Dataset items
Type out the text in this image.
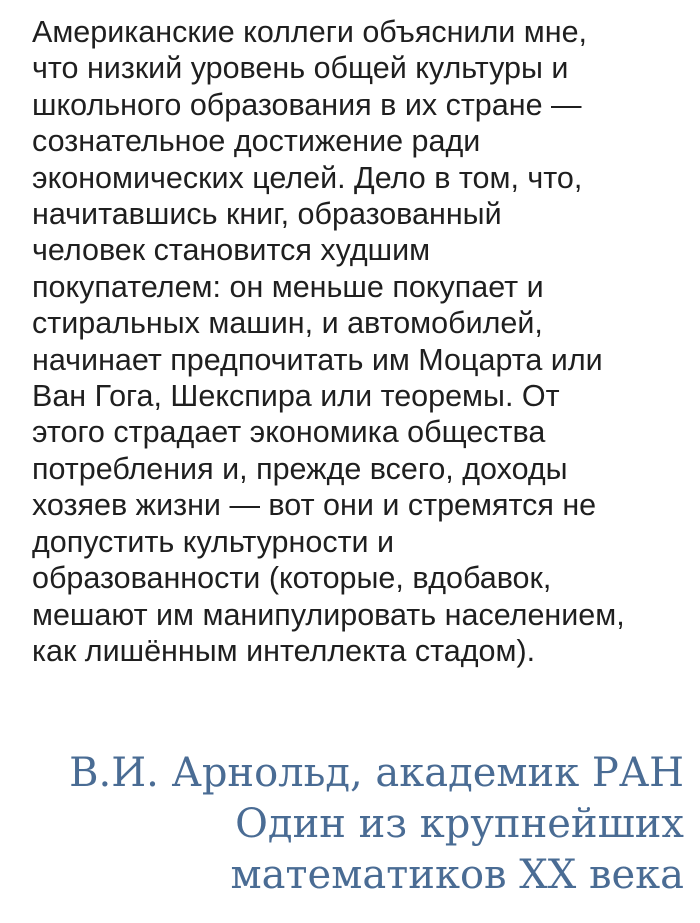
Американские коллеги объяснили мне,
что низкий уровень общей культуры и
школьного образования в их стране —
сознательное достижение ради
экономических целей. Дело в том, что,
начитавшись книг, образованный
человек становится худшим
покупателем: он меньше покупает и
стиральных машин, и автомобилей,
начинает предпочитать им Моцарта или
Ван Гога, Шекспира или теоремы. От
этого страдает экономика общества
потребления и, прежде всего, доходы
хозяев жизни — вот они и стремятся не
допустить культурности и
образованности (которые, вдобавок,
мешают им манипулировать населением,
как лишённым интеллекта стадом).

В.И. Арнольд, академик РАН
Один из крупнейших
математиков XX века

__PROBLEM DESCRIPTION__
Copy the data exactly. Any picture it contains is to be omitted.

__RESPONSE TO THIS TASK__
Type out the text in this image.
Американские коллеги объяснили мне,
что низкий уровень общей культуры и
школьного образования в их стране —
сознательное достижение ради
экономических целей. Дело в том, что,
начитавшись книг, образованный
человек становится худшим
покупателем: он меньше покупает и
стиральных машин, и автомобилей,
начинает предпочитать им Моцарта или
Ван Гога, Шекспира или теоремы. От
этого страдает экономика общества
потребления и, прежде всего, доходы
хозяев жизни — вот они и стремятся не
допустить культурности и
образованности (которые, вдобавок,
мешают им манипулировать населением,
как лишённым интеллекта стадом).

В.И. Арнольд, академик РАН
Один из крупнейших
математиков XX века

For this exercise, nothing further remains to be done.